= EXERCISE DETAILS =
Return every record below exactly as written, but leave out the pictures.

= RECORDS SHOWN =
================================
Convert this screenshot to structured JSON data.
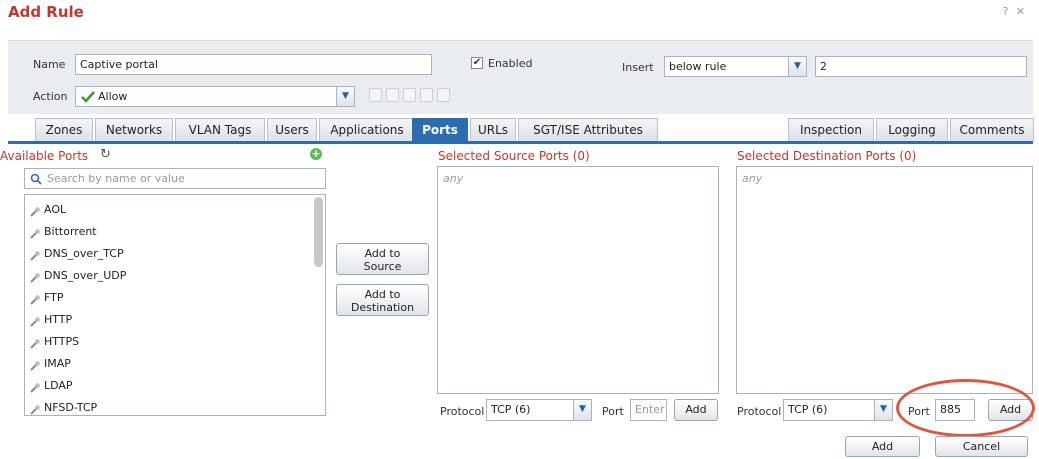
{
  "dialog": {
    "title": "Add Rule",
    "window_controls": "? ✕"
  },
  "form": {
    "name_label": "Name",
    "name_value": "Captive portal",
    "enabled_label": "Enabled",
    "enabled_checked": true,
    "insert_label": "Insert",
    "insert_value": "below rule",
    "insert_number": "2",
    "action_label": "Action",
    "action_value": "Allow"
  },
  "tabs": {
    "left": [
      "Zones",
      "Networks",
      "VLAN Tags",
      "Users",
      "Applications",
      "Ports",
      "URLs",
      "SGT/ISE Attributes"
    ],
    "right": [
      "Inspection",
      "Logging",
      "Comments"
    ],
    "active": "Ports"
  },
  "available_ports": {
    "title": "Available Ports",
    "search_placeholder": "Search by name or value",
    "items": [
      "AOL",
      "Bittorrent",
      "DNS_over_TCP",
      "DNS_over_UDP",
      "FTP",
      "HTTP",
      "HTTPS",
      "IMAP",
      "LDAP",
      "NFSD-TCP"
    ]
  },
  "middle_buttons": {
    "add_to_source_line1": "Add to",
    "add_to_source_line2": "Source",
    "add_to_dest_line1": "Add to",
    "add_to_dest_line2": "Destination"
  },
  "source_ports": {
    "title": "Selected Source Ports (0)",
    "placeholder": "any",
    "protocol_label": "Protocol",
    "protocol_value": "TCP (6)",
    "port_label": "Port",
    "port_placeholder": "Enter",
    "add_label": "Add"
  },
  "dest_ports": {
    "title": "Selected Destination Ports (0)",
    "placeholder": "any",
    "protocol_label": "Protocol",
    "protocol_value": "TCP (6)",
    "port_label": "Port",
    "port_value": "885",
    "add_label": "Add"
  },
  "footer": {
    "add_label": "Add",
    "cancel_label": "Cancel"
  },
  "colors": {
    "accent": "#2c6db0",
    "title_red": "#c0392b",
    "highlight_oval": "#e2553d",
    "allow_green": "#3a9a2f"
  }
}
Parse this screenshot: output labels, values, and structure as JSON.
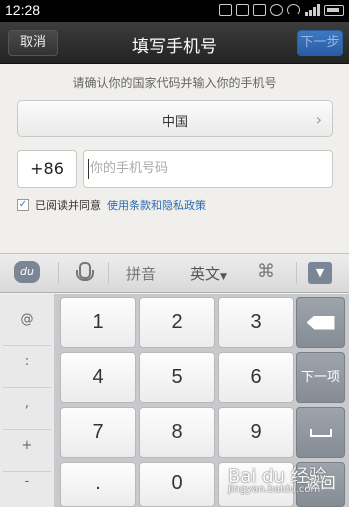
{
  "status_bar": {
    "time": "12:28",
    "icons": [
      "scan-icon",
      "sms-icon",
      "chat-icon",
      "alarm-icon",
      "wifi-icon",
      "signal-icon",
      "battery-icon"
    ]
  },
  "header": {
    "cancel_label": "取消",
    "title": "填写手机号",
    "next_label": "下一步"
  },
  "form": {
    "hint": "请确认你的国家代码并输入你的手机号",
    "country": "中国",
    "country_code": "+86",
    "phone_placeholder": "你的手机号码",
    "phone_value": "",
    "agree_checked": true,
    "agree_text": "已阅读并同意",
    "agree_link": "使用条款和隐私政策"
  },
  "keyboard_toolbar": {
    "logo": "du",
    "pinyin": "拼音",
    "english": "英文",
    "icons": [
      "baidu-logo-icon",
      "mic-icon",
      "grid-icon",
      "collapse-keyboard-icon"
    ]
  },
  "keyboard": {
    "side_keys": [
      "@",
      ":",
      ",",
      "+",
      "-"
    ],
    "rows": [
      [
        "1",
        "2",
        "3"
      ],
      [
        "4",
        "5",
        "6"
      ],
      [
        "7",
        "8",
        "9"
      ],
      [
        ".",
        "0",
        ""
      ]
    ],
    "next_key_label": "下一项",
    "bottom_right_label": "返回"
  },
  "watermark": {
    "text": "Bai du 经验",
    "sub": "jingyan.baidu.com"
  },
  "colors": {
    "accent": "#2a5ea3",
    "link": "#2a6bb5"
  }
}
================================
= WRITTEN SOLUTION =
Convert this screenshot to structured JSON data.
{
  "dialog": {
    "title": "Add Rule",
    "window_controls": "? ✕"
  },
  "form": {
    "name_label": "Name",
    "name_value": "Captive portal",
    "enabled_label": "Enabled",
    "enabled_checked": true,
    "insert_label": "Insert",
    "insert_value": "below rule",
    "insert_number": "2",
    "action_label": "Action",
    "action_value": "Allow"
  },
  "tabs": {
    "left": [
      "Zones",
      "Networks",
      "VLAN Tags",
      "Users",
      "Applications",
      "Ports",
      "URLs",
      "SGT/ISE Attributes"
    ],
    "right": [
      "Inspection",
      "Logging",
      "Comments"
    ],
    "active": "Ports"
  },
  "available_ports": {
    "title": "Available Ports",
    "search_placeholder": "Search by name or value",
    "items": [
      "AOL",
      "Bittorrent",
      "DNS_over_TCP",
      "DNS_over_UDP",
      "FTP",
      "HTTP",
      "HTTPS",
      "IMAP",
      "LDAP",
      "NFSD-TCP"
    ]
  },
  "middle_buttons": {
    "add_to_source_line1": "Add to",
    "add_to_source_line2": "Source",
    "add_to_dest_line1": "Add to",
    "add_to_dest_line2": "Destination"
  },
  "source_ports": {
    "title": "Selected Source Ports (0)",
    "placeholder": "any",
    "protocol_label": "Protocol",
    "protocol_value": "TCP (6)",
    "port_label": "Port",
    "port_placeholder": "Enter",
    "add_label": "Add"
  },
  "dest_ports": {
    "title": "Selected Destination Ports (0)",
    "placeholder": "any",
    "protocol_label": "Protocol",
    "protocol_value": "TCP (6)",
    "port_label": "Port",
    "port_value": "885",
    "add_label": "Add"
  },
  "footer": {
    "add_label": "Add",
    "cancel_label": "Cancel"
  },
  "colors": {
    "accent": "#2c6db0",
    "title_red": "#c0392b",
    "highlight_oval": "#e2553d",
    "allow_green": "#3a9a2f"
  }
}
Parse this screenshot: output labels, values, and structure as JSON.
{
  "status_bar": {
    "time": "12:28",
    "icons": [
      "scan-icon",
      "sms-icon",
      "chat-icon",
      "alarm-icon",
      "wifi-icon",
      "signal-icon",
      "battery-icon"
    ]
  },
  "header": {
    "cancel_label": "取消",
    "title": "填写手机号",
    "next_label": "下一步"
  },
  "form": {
    "hint": "请确认你的国家代码并输入你的手机号",
    "country": "中国",
    "country_code": "+86",
    "phone_placeholder": "你的手机号码",
    "phone_value": "",
    "agree_checked": true,
    "agree_text": "已阅读并同意",
    "agree_link": "使用条款和隐私政策"
  },
  "keyboard_toolbar": {
    "logo": "du",
    "pinyin": "拼音",
    "english": "英文",
    "icons": [
      "baidu-logo-icon",
      "mic-icon",
      "grid-icon",
      "collapse-keyboard-icon"
    ]
  },
  "keyboard": {
    "side_keys": [
      "@",
      ":",
      ",",
      "+",
      "-"
    ],
    "rows": [
      [
        "1",
        "2",
        "3"
      ],
      [
        "4",
        "5",
        "6"
      ],
      [
        "7",
        "8",
        "9"
      ],
      [
        ".",
        "0",
        ""
      ]
    ],
    "next_key_label": "下一项",
    "bottom_right_label": "返回"
  },
  "watermark": {
    "text": "Bai du 经验",
    "sub": "jingyan.baidu.com"
  },
  "colors": {
    "accent": "#2a5ea3",
    "link": "#2a6bb5"
  }
}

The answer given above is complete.